TASK GOAL –
What is the number of lines in the data holding the word "hạng"? Give that number by itself.

═════ EXTRACTED MATERIAL

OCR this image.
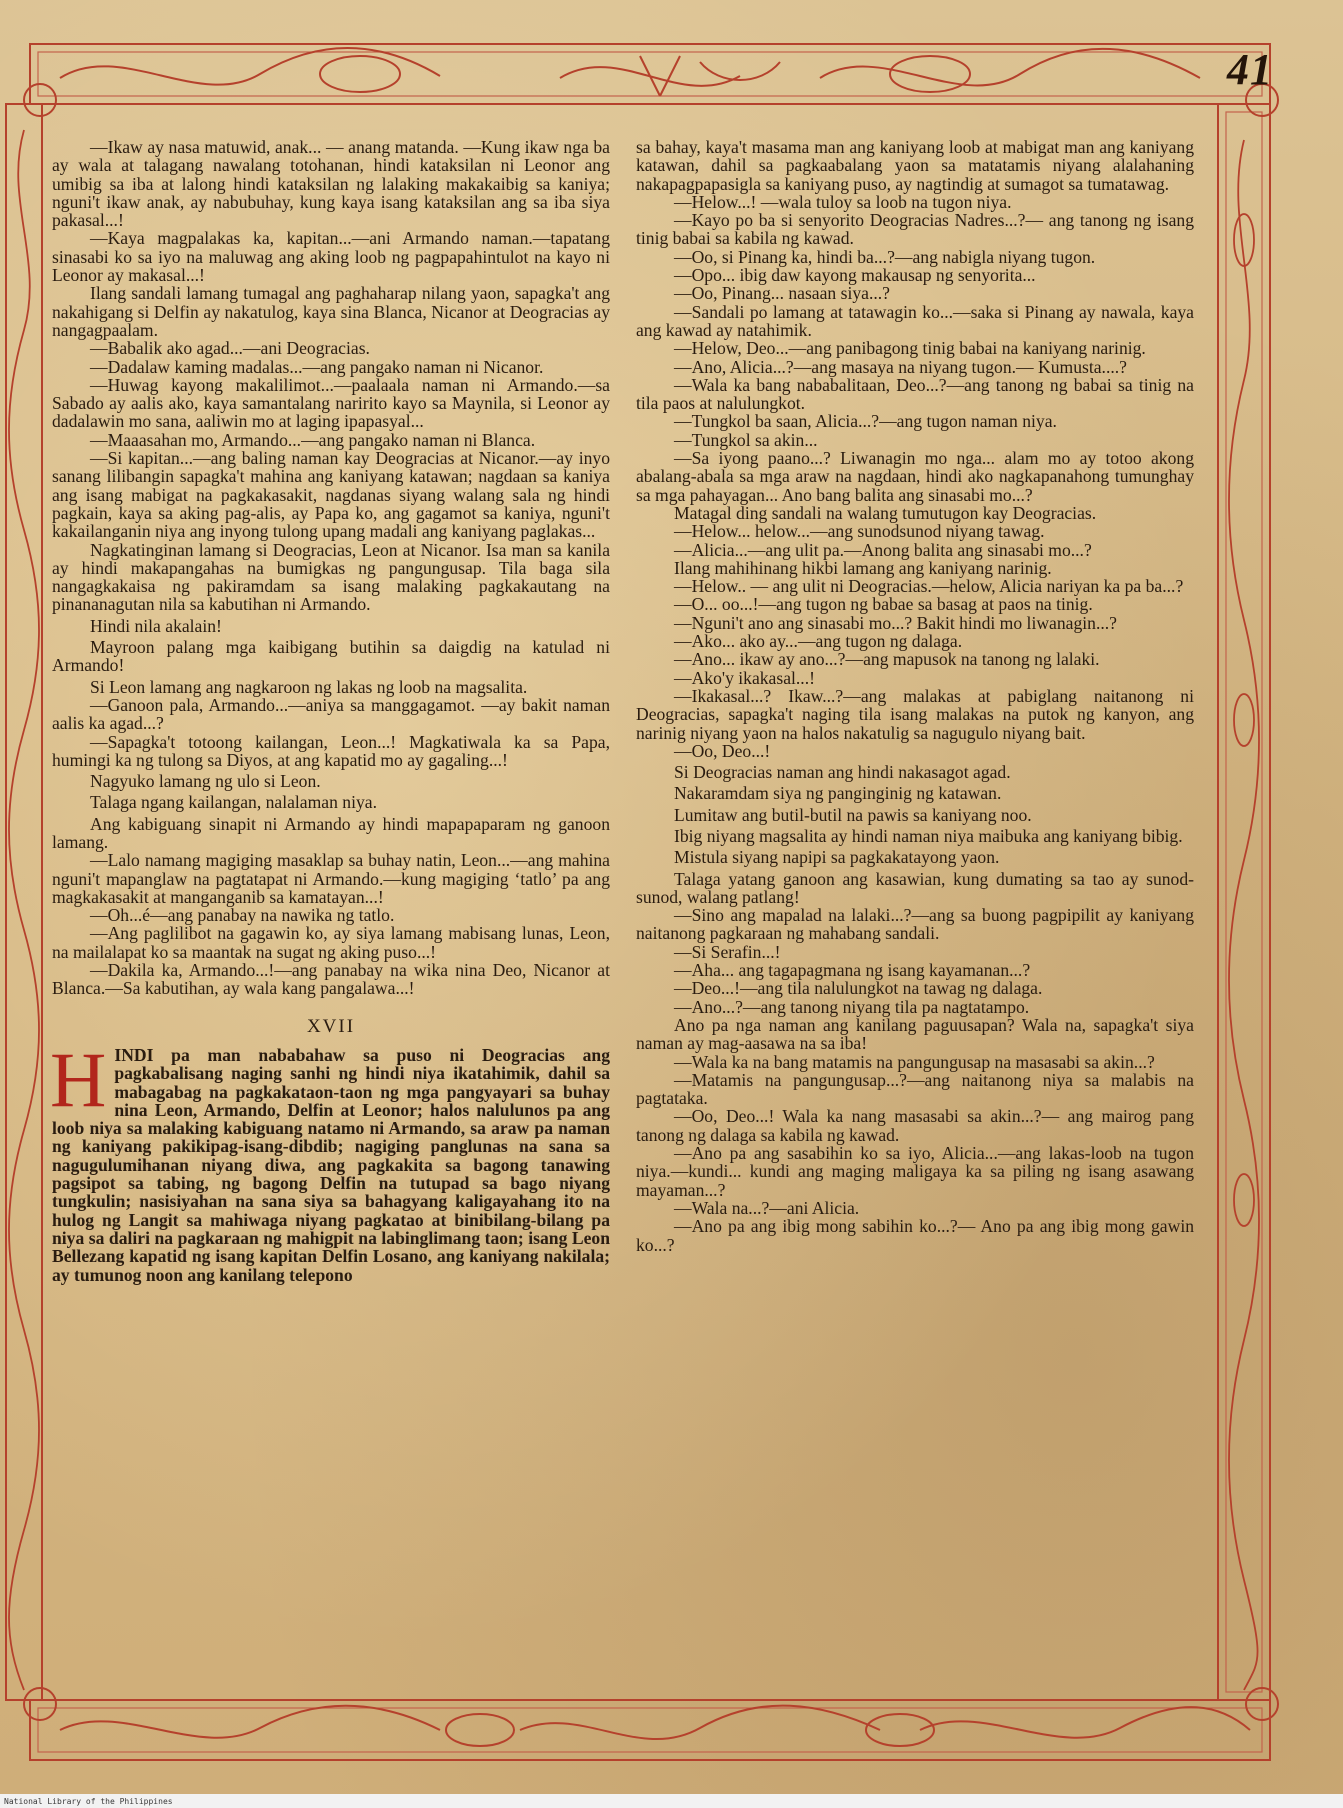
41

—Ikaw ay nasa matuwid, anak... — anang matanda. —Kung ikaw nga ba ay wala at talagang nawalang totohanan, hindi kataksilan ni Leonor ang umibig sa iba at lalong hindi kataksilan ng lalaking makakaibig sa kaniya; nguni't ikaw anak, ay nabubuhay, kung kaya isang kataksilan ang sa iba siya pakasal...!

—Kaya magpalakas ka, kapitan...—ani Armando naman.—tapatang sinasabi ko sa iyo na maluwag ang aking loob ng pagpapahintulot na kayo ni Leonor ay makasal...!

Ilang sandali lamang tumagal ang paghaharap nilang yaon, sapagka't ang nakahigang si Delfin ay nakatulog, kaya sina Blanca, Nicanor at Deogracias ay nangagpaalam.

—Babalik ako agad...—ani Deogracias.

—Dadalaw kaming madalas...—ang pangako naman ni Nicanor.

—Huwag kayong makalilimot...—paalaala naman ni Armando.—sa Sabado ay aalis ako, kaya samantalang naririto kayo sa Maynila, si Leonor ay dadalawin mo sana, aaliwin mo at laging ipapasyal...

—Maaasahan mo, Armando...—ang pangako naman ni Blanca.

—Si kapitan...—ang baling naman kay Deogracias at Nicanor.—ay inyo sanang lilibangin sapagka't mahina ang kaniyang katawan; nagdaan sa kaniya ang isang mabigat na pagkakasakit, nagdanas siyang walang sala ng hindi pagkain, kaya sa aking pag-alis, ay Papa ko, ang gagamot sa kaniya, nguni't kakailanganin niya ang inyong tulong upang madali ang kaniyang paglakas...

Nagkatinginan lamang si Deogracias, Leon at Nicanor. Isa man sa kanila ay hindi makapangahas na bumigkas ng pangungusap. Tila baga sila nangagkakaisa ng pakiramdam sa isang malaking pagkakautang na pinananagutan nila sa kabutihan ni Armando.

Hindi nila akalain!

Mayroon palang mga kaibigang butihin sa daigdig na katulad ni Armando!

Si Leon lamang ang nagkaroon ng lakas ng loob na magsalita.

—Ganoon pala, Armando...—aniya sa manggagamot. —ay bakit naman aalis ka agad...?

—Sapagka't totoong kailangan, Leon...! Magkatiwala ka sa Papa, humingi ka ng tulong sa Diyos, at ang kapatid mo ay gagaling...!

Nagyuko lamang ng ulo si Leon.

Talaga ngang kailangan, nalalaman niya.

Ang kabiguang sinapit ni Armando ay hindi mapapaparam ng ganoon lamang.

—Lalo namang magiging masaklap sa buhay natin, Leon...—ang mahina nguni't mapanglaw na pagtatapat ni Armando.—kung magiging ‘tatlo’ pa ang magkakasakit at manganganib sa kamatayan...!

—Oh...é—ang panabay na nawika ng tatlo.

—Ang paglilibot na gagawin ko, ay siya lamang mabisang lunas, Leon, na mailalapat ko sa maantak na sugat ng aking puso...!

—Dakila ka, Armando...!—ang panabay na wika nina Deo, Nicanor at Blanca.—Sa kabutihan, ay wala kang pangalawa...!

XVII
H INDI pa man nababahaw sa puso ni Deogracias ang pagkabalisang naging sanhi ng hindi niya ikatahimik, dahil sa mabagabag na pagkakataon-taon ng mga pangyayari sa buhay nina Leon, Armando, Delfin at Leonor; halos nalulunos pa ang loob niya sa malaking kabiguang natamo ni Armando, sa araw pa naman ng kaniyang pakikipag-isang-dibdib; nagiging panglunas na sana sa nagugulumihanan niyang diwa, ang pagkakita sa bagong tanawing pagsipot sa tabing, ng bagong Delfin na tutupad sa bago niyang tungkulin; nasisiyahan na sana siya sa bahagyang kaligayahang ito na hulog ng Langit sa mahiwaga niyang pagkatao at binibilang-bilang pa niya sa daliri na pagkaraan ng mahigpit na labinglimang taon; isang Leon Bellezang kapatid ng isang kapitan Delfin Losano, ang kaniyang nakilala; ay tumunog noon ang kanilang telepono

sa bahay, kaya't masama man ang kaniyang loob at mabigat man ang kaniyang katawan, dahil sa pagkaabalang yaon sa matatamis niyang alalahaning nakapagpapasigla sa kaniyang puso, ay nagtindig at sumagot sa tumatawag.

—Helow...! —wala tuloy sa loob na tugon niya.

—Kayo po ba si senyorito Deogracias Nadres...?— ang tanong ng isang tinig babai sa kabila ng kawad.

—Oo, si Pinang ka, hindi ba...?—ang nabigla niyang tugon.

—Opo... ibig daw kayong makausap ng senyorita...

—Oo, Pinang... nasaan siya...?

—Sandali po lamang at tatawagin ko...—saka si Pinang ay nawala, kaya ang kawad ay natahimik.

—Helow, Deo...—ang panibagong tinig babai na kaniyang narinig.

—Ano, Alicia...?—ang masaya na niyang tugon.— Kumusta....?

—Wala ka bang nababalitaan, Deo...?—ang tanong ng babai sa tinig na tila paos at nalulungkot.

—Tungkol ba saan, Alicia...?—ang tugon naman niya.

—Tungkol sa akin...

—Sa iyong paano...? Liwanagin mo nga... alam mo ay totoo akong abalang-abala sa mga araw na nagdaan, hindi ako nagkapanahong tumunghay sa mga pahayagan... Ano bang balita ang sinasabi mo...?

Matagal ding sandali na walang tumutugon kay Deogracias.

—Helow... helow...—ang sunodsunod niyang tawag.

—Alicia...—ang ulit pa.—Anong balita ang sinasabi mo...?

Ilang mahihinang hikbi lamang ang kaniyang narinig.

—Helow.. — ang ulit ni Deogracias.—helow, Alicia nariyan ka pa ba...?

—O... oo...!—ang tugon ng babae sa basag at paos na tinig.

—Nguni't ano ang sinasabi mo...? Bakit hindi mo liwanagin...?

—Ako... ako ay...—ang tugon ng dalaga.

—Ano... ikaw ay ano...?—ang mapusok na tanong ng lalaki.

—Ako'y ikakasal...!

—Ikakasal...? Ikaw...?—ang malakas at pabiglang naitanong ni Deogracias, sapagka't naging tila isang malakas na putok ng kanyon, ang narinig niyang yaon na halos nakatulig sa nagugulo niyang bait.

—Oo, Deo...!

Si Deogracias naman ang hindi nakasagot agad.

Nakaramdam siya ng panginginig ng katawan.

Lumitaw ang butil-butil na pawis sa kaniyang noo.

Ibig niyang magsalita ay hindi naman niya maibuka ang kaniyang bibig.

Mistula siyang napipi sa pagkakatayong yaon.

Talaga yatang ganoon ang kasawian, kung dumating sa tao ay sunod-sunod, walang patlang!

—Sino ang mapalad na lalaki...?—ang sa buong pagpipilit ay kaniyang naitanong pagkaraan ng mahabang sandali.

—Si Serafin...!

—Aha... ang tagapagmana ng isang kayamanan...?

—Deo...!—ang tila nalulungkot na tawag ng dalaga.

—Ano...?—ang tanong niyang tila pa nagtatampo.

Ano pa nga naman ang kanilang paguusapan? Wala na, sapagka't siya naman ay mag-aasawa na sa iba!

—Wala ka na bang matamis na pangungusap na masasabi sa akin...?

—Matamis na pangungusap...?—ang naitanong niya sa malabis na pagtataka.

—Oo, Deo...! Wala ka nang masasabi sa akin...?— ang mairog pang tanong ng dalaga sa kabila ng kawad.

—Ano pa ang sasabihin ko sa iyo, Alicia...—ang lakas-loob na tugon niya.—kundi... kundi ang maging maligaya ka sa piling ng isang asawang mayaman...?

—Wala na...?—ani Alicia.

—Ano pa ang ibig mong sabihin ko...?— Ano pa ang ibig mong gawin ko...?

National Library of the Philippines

══════════
═════ EXTRACTED MATERIAL

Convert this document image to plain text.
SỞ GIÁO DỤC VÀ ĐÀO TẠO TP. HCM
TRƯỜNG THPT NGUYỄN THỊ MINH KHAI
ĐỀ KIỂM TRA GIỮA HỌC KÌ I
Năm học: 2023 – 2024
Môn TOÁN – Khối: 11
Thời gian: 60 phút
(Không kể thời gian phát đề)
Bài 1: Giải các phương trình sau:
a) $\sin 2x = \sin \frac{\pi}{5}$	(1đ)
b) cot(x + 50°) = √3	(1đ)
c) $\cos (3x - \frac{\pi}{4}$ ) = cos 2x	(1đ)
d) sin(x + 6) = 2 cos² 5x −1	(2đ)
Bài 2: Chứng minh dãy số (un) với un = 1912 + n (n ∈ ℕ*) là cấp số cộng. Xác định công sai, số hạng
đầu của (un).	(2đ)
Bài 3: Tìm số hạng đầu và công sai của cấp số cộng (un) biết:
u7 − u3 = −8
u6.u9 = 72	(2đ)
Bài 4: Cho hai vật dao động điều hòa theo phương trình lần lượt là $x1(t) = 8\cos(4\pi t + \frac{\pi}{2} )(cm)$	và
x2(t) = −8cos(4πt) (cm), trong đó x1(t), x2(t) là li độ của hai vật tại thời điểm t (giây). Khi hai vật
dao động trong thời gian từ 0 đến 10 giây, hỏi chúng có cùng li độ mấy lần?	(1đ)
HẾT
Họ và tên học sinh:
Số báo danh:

══════════
═════ EXTRACTED MATERIAL

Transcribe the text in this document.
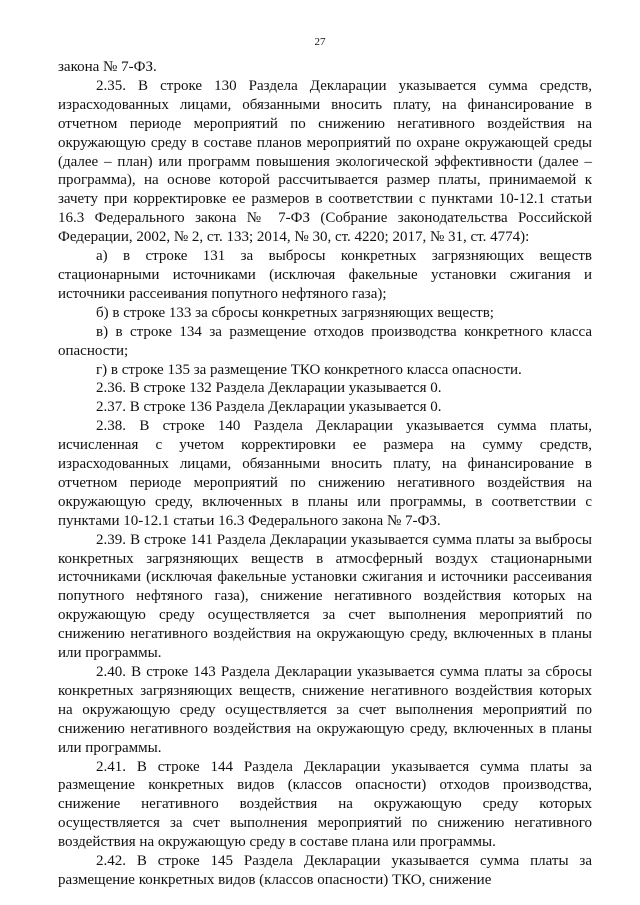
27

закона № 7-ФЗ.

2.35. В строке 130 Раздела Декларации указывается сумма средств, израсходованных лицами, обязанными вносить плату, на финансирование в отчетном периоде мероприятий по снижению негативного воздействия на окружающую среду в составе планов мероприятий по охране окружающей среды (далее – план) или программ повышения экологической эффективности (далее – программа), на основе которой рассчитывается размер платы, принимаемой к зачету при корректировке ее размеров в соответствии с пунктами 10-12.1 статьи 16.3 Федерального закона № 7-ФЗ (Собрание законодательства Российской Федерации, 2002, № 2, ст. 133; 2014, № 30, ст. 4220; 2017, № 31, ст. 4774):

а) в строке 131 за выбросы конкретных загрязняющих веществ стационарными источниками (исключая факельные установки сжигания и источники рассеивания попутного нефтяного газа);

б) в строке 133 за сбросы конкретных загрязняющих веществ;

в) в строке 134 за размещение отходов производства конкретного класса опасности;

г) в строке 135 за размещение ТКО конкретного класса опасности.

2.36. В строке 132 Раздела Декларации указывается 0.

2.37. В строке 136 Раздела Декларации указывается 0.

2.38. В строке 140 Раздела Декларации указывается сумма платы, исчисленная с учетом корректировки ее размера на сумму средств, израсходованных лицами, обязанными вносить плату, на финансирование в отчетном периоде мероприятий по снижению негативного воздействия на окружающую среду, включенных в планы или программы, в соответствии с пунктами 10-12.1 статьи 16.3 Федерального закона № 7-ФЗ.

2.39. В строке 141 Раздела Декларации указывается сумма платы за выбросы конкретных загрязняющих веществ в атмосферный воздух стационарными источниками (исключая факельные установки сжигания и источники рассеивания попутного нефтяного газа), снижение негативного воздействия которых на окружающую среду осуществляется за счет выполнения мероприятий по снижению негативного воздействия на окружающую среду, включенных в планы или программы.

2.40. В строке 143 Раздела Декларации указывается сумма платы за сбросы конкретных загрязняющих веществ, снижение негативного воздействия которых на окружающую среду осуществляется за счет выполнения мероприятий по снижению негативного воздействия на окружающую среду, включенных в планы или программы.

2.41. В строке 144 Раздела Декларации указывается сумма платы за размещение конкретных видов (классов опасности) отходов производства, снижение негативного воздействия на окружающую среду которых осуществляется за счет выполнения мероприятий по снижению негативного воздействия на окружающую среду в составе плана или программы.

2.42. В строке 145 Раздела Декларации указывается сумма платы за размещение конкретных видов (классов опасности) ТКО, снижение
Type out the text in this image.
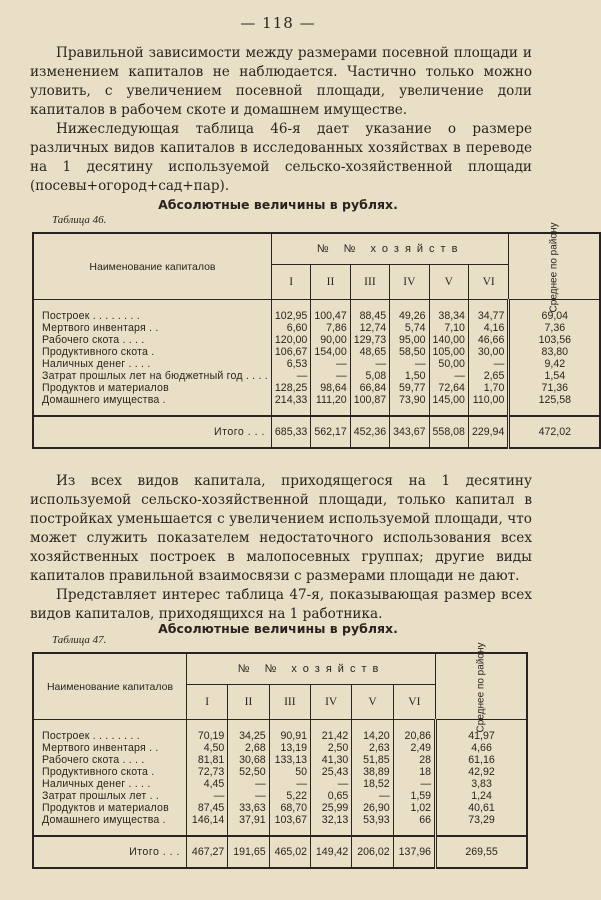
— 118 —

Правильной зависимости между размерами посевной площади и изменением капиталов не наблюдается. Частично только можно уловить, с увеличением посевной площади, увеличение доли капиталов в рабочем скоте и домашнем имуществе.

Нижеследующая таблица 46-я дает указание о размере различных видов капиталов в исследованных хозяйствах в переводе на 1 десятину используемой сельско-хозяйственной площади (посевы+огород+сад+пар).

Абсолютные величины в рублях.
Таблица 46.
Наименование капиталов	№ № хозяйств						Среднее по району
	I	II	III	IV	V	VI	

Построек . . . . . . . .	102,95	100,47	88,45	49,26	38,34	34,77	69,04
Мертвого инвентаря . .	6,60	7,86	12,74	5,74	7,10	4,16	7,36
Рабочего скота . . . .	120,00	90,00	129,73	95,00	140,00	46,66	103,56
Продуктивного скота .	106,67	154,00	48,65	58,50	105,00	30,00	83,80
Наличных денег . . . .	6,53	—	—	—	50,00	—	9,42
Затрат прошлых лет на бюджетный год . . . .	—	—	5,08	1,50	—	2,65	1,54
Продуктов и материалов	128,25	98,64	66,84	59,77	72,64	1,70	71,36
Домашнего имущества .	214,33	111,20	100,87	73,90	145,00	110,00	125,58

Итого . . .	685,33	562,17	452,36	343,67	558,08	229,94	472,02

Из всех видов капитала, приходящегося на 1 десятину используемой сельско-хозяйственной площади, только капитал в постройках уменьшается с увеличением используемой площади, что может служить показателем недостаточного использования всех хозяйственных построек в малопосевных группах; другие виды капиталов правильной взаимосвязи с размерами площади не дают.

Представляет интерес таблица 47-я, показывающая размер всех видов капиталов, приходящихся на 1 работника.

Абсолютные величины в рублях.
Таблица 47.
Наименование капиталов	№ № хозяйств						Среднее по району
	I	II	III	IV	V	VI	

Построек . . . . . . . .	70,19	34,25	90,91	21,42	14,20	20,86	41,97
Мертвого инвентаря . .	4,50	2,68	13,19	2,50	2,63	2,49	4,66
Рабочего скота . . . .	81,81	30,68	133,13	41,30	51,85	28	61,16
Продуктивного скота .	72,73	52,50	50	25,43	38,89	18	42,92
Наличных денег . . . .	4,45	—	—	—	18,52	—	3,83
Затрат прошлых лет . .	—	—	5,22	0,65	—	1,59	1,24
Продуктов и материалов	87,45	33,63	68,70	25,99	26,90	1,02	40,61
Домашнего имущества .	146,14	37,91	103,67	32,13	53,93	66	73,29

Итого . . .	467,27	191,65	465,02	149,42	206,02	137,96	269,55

══════════

OUTPUT OF THE TASK –
2